• [Problem statement]: For each line of the data below that holds "arithmetic", copy the line.

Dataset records
------------------------------------------------------------------------

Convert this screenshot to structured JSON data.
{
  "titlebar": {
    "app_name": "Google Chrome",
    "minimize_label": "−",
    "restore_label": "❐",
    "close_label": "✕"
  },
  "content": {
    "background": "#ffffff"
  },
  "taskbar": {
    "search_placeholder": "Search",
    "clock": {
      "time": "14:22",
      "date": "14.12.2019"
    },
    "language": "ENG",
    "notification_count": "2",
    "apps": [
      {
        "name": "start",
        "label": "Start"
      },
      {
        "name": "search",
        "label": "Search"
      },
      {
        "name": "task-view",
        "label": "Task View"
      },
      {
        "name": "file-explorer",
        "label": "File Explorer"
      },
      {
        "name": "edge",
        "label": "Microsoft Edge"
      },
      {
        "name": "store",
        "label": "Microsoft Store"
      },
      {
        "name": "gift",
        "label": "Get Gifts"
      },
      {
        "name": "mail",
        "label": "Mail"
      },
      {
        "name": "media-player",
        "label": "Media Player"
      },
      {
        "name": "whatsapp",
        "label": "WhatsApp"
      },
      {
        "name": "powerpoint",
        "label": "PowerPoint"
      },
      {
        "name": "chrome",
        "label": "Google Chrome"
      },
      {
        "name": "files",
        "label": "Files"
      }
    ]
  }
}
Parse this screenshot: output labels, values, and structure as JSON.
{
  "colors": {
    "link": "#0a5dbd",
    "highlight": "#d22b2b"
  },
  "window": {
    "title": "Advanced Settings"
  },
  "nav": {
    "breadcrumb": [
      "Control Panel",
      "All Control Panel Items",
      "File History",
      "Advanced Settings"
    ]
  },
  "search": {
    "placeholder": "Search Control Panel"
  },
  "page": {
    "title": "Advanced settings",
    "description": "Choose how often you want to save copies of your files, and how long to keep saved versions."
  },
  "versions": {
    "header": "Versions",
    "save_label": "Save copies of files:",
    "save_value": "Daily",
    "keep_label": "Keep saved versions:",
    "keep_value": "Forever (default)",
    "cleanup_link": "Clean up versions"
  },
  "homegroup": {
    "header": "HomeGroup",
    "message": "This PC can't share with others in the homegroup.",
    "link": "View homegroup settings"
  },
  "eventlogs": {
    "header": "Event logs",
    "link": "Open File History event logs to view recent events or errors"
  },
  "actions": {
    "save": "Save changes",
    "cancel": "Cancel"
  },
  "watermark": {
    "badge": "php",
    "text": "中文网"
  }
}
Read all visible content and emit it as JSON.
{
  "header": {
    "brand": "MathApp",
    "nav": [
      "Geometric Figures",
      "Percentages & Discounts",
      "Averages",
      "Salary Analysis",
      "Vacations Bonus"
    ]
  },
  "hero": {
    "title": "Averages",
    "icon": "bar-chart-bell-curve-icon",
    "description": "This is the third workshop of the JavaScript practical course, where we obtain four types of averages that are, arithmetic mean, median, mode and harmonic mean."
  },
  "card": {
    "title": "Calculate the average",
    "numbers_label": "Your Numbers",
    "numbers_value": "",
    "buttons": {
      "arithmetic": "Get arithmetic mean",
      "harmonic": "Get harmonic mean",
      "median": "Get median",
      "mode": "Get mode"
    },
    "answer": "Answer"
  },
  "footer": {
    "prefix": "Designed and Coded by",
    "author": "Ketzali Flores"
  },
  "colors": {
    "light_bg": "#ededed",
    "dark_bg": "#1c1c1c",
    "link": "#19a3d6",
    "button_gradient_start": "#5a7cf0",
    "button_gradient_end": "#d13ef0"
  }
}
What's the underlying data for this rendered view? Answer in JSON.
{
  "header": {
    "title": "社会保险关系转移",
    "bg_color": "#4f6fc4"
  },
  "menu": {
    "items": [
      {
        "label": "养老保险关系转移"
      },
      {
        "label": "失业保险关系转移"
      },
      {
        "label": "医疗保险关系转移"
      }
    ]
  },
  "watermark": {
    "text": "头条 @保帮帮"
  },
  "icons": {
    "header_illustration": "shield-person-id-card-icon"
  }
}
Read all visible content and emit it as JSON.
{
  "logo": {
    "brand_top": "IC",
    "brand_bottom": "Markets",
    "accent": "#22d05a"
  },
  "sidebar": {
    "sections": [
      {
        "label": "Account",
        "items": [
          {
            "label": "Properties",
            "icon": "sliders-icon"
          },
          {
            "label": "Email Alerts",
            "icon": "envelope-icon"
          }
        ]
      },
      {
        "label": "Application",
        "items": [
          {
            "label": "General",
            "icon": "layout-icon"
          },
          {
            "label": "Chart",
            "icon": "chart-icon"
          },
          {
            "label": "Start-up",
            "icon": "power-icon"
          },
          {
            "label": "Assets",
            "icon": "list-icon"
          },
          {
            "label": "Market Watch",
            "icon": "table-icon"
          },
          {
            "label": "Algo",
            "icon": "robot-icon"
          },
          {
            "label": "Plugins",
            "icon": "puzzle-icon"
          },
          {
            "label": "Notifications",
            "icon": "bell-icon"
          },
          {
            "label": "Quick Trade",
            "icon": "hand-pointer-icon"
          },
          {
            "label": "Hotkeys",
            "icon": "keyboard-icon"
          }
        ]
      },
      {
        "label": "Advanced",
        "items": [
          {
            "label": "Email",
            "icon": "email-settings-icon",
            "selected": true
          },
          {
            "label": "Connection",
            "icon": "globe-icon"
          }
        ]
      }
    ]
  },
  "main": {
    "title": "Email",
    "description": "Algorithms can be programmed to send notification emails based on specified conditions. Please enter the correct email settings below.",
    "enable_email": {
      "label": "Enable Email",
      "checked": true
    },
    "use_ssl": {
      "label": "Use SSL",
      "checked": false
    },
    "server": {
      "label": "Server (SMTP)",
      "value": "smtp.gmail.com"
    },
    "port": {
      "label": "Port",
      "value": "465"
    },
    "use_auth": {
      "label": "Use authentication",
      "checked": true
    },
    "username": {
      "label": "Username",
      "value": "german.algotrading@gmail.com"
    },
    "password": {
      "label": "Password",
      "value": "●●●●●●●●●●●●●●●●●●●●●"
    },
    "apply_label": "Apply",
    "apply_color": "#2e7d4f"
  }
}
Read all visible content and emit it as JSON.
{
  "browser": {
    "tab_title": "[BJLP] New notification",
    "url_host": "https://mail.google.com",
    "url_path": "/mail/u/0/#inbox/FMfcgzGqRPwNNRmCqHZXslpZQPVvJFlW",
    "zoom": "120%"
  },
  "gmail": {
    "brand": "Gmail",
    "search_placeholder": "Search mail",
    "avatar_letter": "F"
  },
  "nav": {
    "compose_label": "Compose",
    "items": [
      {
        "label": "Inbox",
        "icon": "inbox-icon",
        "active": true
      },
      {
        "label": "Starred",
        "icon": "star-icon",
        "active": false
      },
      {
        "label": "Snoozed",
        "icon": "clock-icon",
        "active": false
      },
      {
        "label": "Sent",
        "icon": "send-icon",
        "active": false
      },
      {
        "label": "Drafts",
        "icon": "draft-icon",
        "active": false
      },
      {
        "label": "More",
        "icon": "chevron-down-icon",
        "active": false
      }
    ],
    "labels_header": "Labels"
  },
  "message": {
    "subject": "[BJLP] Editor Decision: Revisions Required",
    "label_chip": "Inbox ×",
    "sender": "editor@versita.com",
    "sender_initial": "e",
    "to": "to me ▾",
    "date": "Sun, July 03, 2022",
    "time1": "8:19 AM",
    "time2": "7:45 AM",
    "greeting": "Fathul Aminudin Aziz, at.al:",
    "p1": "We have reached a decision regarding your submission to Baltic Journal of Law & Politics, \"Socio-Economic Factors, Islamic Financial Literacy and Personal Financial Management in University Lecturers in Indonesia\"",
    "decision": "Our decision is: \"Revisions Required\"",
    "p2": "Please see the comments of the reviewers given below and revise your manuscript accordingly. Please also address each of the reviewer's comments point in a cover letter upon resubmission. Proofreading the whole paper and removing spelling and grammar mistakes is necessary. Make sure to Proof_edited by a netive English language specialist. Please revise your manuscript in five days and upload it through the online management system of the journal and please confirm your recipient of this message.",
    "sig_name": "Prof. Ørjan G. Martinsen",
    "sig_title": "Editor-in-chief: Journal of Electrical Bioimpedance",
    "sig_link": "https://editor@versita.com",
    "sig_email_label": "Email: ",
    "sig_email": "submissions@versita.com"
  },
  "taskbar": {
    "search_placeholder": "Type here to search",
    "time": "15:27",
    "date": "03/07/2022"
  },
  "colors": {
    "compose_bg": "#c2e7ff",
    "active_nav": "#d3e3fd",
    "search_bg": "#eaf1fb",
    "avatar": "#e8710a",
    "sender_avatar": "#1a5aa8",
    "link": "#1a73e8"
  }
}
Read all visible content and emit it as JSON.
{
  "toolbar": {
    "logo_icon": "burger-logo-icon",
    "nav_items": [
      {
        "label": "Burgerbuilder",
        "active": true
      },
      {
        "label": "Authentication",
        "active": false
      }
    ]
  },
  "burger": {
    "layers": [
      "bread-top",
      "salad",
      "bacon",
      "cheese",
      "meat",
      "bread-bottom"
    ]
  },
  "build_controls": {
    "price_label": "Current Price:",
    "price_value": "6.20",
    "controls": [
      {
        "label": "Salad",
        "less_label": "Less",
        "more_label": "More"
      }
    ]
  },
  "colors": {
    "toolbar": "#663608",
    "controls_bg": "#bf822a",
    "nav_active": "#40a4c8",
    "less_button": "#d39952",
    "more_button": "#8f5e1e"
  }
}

------------------------------------------------------------------------

• [Reply to the exercise]:
    "description": "This is the third workshop of the JavaScript practical course, where we obtain four types of averages that are, arithmetic mean, median, mode and harmonic mean."
      "arithmetic": "Get arithmetic mean",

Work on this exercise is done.